Stated problem => Copy each of the lines below word for word, omitting the pictures.

Input records =>
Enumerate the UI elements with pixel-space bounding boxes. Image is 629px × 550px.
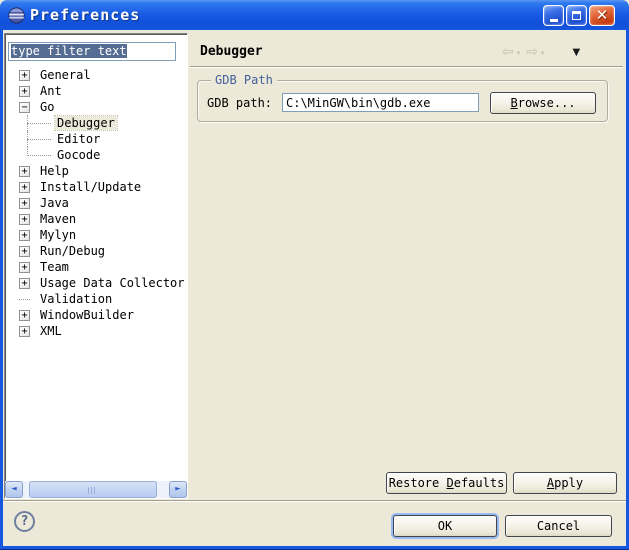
header-separator <box>190 66 623 68</box>
sidebar-item-label: Validation <box>38 292 114 306</box>
sidebar-item-gocode[interactable]: Gocode <box>5 147 187 163</box>
minimize-button[interactable] <box>543 5 564 26</box>
sidebar-item-team[interactable]: + Team <box>5 259 187 275</box>
expand-icon[interactable]: + <box>19 198 30 209</box>
window-title: Preferences <box>30 6 140 24</box>
expand-icon[interactable]: + <box>19 70 30 81</box>
sidebar-item-label: Install/Update <box>38 180 143 194</box>
sidebar-item-label: Editor <box>55 132 102 146</box>
expand-icon[interactable]: + <box>19 246 30 257</box>
restore-label-rest: efaults <box>454 476 505 490</box>
expand-icon[interactable]: + <box>19 230 30 241</box>
window-border-bottom <box>0 546 629 550</box>
restore-accel: D <box>446 476 453 490</box>
apply-accel: A <box>547 476 554 490</box>
scrollbar-grip-icon <box>88 487 97 494</box>
gdb-path-label: GDB path: <box>207 94 272 112</box>
page-title: Debugger <box>200 44 263 59</box>
sidebar-item-install-update[interactable]: + Install/Update <box>5 179 187 195</box>
browse-label-rest: rowse... <box>518 96 576 110</box>
back-arrow-icon[interactable]: ⇦ <box>502 44 514 60</box>
cancel-button[interactable]: Cancel <box>505 515 612 537</box>
tree-connector <box>19 299 30 300</box>
titlebar: Preferences ✕ <box>0 0 629 30</box>
ok-button[interactable]: OK <box>393 515 497 537</box>
apply-button[interactable]: Apply <box>513 472 617 494</box>
tree-connector <box>27 155 51 156</box>
sidebar-item-go[interactable]: −Go <box>5 99 187 115</box>
expand-icon[interactable]: + <box>19 326 30 337</box>
browse-button[interactable]: Browse... <box>490 92 596 114</box>
minimize-icon <box>550 19 558 22</box>
preferences-dialog: Preferences ✕ type filter text +General+… <box>0 0 629 550</box>
filter-input[interactable]: type filter text <box>8 42 176 61</box>
apply-label-rest: pply <box>554 476 583 490</box>
maximize-icon <box>572 11 581 20</box>
sidebar-item-editor[interactable]: Editor <box>5 131 187 147</box>
view-menu-icon[interactable]: ▼ <box>573 47 581 58</box>
sidebar-item-xml[interactable]: + XML <box>5 323 187 339</box>
sidebar-item-label: Maven <box>38 212 78 226</box>
sidebar-item-validation[interactable]: Validation <box>5 291 187 307</box>
tree-connector <box>27 123 51 124</box>
sidebar-item-label: Go <box>38 100 56 114</box>
maximize-button[interactable] <box>566 5 587 26</box>
sidebar-item-windowbuilder[interactable]: + WindowBuilder <box>5 307 187 323</box>
tree-connector <box>27 139 51 140</box>
sidebar-item-label: Ant <box>38 84 64 98</box>
forward-dropdown-icon[interactable]: ▾ <box>541 49 545 57</box>
expand-icon[interactable]: + <box>19 182 30 193</box>
back-dropdown-icon[interactable]: ▾ <box>517 49 521 57</box>
close-icon: ✕ <box>596 8 609 23</box>
sidebar-item-mylyn[interactable]: + Mylyn <box>5 227 187 243</box>
sidebar-item-label: Team <box>38 260 71 274</box>
forward-arrow-icon[interactable]: ⇨ <box>526 44 538 60</box>
sidebar-item-usage-data-collector[interactable]: + Usage Data Collector <box>5 275 187 291</box>
expand-icon[interactable]: + <box>19 214 30 225</box>
sidebar-item-ant[interactable]: + Ant <box>5 83 187 99</box>
sidebar-item-label: Mylyn <box>38 228 78 242</box>
footer-separator <box>3 500 626 502</box>
restore-defaults-button[interactable]: Restore Defaults <box>386 472 507 494</box>
sidebar-item-label: Usage Data Collector <box>38 276 187 290</box>
sidebar-item-label: Gocode <box>55 148 102 162</box>
scrollbar-right-arrow-icon[interactable]: ► <box>169 481 187 498</box>
help-icon: ? <box>21 514 29 529</box>
expand-icon[interactable]: + <box>19 278 30 289</box>
sidebar-item-debugger[interactable]: Debugger <box>5 115 187 131</box>
gdb-path-group: GDB Path GDB path: Browse... <box>197 80 608 122</box>
tree-horizontal-scrollbar[interactable]: ◄ ► <box>5 481 187 498</box>
sidebar-item-label: WindowBuilder <box>38 308 136 322</box>
sidebar-item-label: Run/Debug <box>38 244 107 258</box>
expand-icon[interactable]: + <box>19 262 30 273</box>
sidebar-item-label: Help <box>38 164 71 178</box>
sidebar-item-maven[interactable]: + Maven <box>5 211 187 227</box>
scrollbar-thumb[interactable] <box>29 481 157 498</box>
sidebar-item-run-debug[interactable]: + Run/Debug <box>5 243 187 259</box>
eclipse-icon <box>8 7 25 24</box>
restore-label: Restore <box>389 476 447 490</box>
sidebar-item-general[interactable]: + General <box>5 67 187 83</box>
close-button[interactable]: ✕ <box>589 5 615 26</box>
sidebar-item-label: Debugger <box>55 116 117 130</box>
collapse-icon[interactable]: − <box>19 102 30 113</box>
group-title: GDB Path <box>211 73 277 87</box>
filter-selected-text: type filter text <box>11 44 127 58</box>
sidebar-item-java[interactable]: + Java <box>5 195 187 211</box>
sidebar-item-label: XML <box>38 324 64 338</box>
expand-icon[interactable]: + <box>19 166 30 177</box>
expand-icon[interactable]: + <box>19 310 30 321</box>
help-button[interactable]: ? <box>14 511 35 532</box>
sidebar-item-label: Java <box>38 196 71 210</box>
sidebar-item-label: General <box>38 68 93 82</box>
header-nav: ⇦ ▾ ⇨ ▾ ▼ <box>502 44 580 60</box>
preferences-tree: +General+Ant−GoDebuggerEditorGocode+Help… <box>5 67 187 339</box>
sidebar-item-help[interactable]: + Help <box>5 163 187 179</box>
gdb-path-input[interactable] <box>282 93 479 112</box>
expand-icon[interactable]: + <box>19 86 30 97</box>
browse-accel: B <box>510 96 517 110</box>
scrollbar-left-arrow-icon[interactable]: ◄ <box>5 481 23 498</box>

Output of the exercise =>
Enumerate the UI elements with pixel-space bounding boxes. Image is 629px × 550px.
header-separator <box>190 66 623 68</box>
sidebar-item-label: Validation <box>38 292 114 306</box>
sidebar-item-gocode[interactable]: Gocode <box>5 147 187 163</box>
minimize-button[interactable] <box>543 5 564 26</box>
sidebar-item-team[interactable]: + Team <box>5 259 187 275</box>
expand-icon[interactable]: + <box>19 198 30 209</box>
window-title: Preferences <box>30 6 140 24</box>
expand-icon[interactable]: + <box>19 70 30 81</box>
sidebar-item-label: Install/Update <box>38 180 143 194</box>
sidebar-item-label: Editor <box>55 132 102 146</box>
expand-icon[interactable]: + <box>19 246 30 257</box>
restore-label-rest: efaults <box>454 476 505 490</box>
expand-icon[interactable]: + <box>19 230 30 241</box>
window-border-bottom <box>0 546 629 550</box>
restore-accel: D <box>446 476 453 490</box>
apply-accel: A <box>547 476 554 490</box>
scrollbar-grip-icon <box>88 487 97 494</box>
gdb-path-label: GDB path: <box>207 94 272 112</box>
page-title: Debugger <box>200 44 263 59</box>
sidebar-item-install-update[interactable]: + Install/Update <box>5 179 187 195</box>
browse-label-rest: rowse... <box>518 96 576 110</box>
back-arrow-icon[interactable]: ⇦ <box>502 44 514 60</box>
cancel-button[interactable]: Cancel <box>505 515 612 537</box>
tree-connector <box>19 299 30 300</box>
titlebar: Preferences ✕ <box>0 0 629 30</box>
ok-button[interactable]: OK <box>393 515 497 537</box>
apply-button[interactable]: Apply <box>513 472 617 494</box>
tree-connector <box>27 155 51 156</box>
sidebar-item-go[interactable]: −Go <box>5 99 187 115</box>
expand-icon[interactable]: + <box>19 326 30 337</box>
browse-button[interactable]: Browse... <box>490 92 596 114</box>
minimize-icon <box>550 19 558 22</box>
preferences-dialog: Preferences ✕ type filter text +General+… <box>0 0 629 550</box>
filter-input[interactable]: type filter text <box>8 42 176 61</box>
apply-label-rest: pply <box>554 476 583 490</box>
maximize-icon <box>572 11 581 20</box>
sidebar-item-editor[interactable]: Editor <box>5 131 187 147</box>
view-menu-icon[interactable]: ▼ <box>573 47 581 58</box>
sidebar-item-xml[interactable]: + XML <box>5 323 187 339</box>
sidebar-item-label: Maven <box>38 212 78 226</box>
sidebar-item-validation[interactable]: Validation <box>5 291 187 307</box>
tree-connector <box>27 123 51 124</box>
sidebar-item-label: Go <box>38 100 56 114</box>
maximize-button[interactable] <box>566 5 587 26</box>
sidebar-item-windowbuilder[interactable]: + WindowBuilder <box>5 307 187 323</box>
tree-connector <box>27 139 51 140</box>
sidebar-item-label: Ant <box>38 84 64 98</box>
forward-dropdown-icon[interactable]: ▾ <box>541 49 545 57</box>
expand-icon[interactable]: + <box>19 182 30 193</box>
back-dropdown-icon[interactable]: ▾ <box>517 49 521 57</box>
close-icon: ✕ <box>596 8 609 23</box>
sidebar-item-mylyn[interactable]: + Mylyn <box>5 227 187 243</box>
sidebar-item-label: Team <box>38 260 71 274</box>
forward-arrow-icon[interactable]: ⇨ <box>526 44 538 60</box>
sidebar-item-usage-data-collector[interactable]: + Usage Data Collector <box>5 275 187 291</box>
expand-icon[interactable]: + <box>19 214 30 225</box>
sidebar-item-ant[interactable]: + Ant <box>5 83 187 99</box>
sidebar-item-label: Mylyn <box>38 228 78 242</box>
footer-separator <box>3 500 626 502</box>
restore-defaults-button[interactable]: Restore Defaults <box>386 472 507 494</box>
sidebar-item-label: Usage Data Collector <box>38 276 187 290</box>
sidebar-item-label: Gocode <box>55 148 102 162</box>
scrollbar-right-arrow-icon[interactable]: ► <box>169 481 187 498</box>
help-icon: ? <box>21 514 29 529</box>
expand-icon[interactable]: + <box>19 278 30 289</box>
sidebar-item-debugger[interactable]: Debugger <box>5 115 187 131</box>
gdb-path-group: GDB Path GDB path: Browse... <box>197 80 608 122</box>
tree-horizontal-scrollbar[interactable]: ◄ ► <box>5 481 187 498</box>
sidebar-item-label: WindowBuilder <box>38 308 136 322</box>
sidebar-item-label: Run/Debug <box>38 244 107 258</box>
expand-icon[interactable]: + <box>19 262 30 273</box>
sidebar-item-label: Help <box>38 164 71 178</box>
sidebar-item-maven[interactable]: + Maven <box>5 211 187 227</box>
scrollbar-thumb[interactable] <box>29 481 157 498</box>
sidebar-item-run-debug[interactable]: + Run/Debug <box>5 243 187 259</box>
eclipse-icon <box>8 7 25 24</box>
restore-label: Restore <box>389 476 447 490</box>
sidebar-item-general[interactable]: + General <box>5 67 187 83</box>
close-button[interactable]: ✕ <box>589 5 615 26</box>
sidebar-item-label: Debugger <box>55 116 117 130</box>
collapse-icon[interactable]: − <box>19 102 30 113</box>
group-title: GDB Path <box>211 73 277 87</box>
filter-selected-text: type filter text <box>11 44 127 58</box>
sidebar-item-java[interactable]: + Java <box>5 195 187 211</box>
sidebar-item-label: XML <box>38 324 64 338</box>
expand-icon[interactable]: + <box>19 166 30 177</box>
expand-icon[interactable]: + <box>19 310 30 321</box>
help-button[interactable]: ? <box>14 511 35 532</box>
sidebar-item-label: Java <box>38 196 71 210</box>
sidebar-item-label: General <box>38 68 93 82</box>
header-nav: ⇦ ▾ ⇨ ▾ ▼ <box>502 44 580 60</box>
preferences-tree: +General+Ant−GoDebuggerEditorGocode+Help… <box>5 67 187 339</box>
sidebar-item-help[interactable]: + Help <box>5 163 187 179</box>
gdb-path-input[interactable] <box>282 93 479 112</box>
expand-icon[interactable]: + <box>19 86 30 97</box>
browse-accel: B <box>510 96 517 110</box>
scrollbar-left-arrow-icon[interactable]: ◄ <box>5 481 23 498</box>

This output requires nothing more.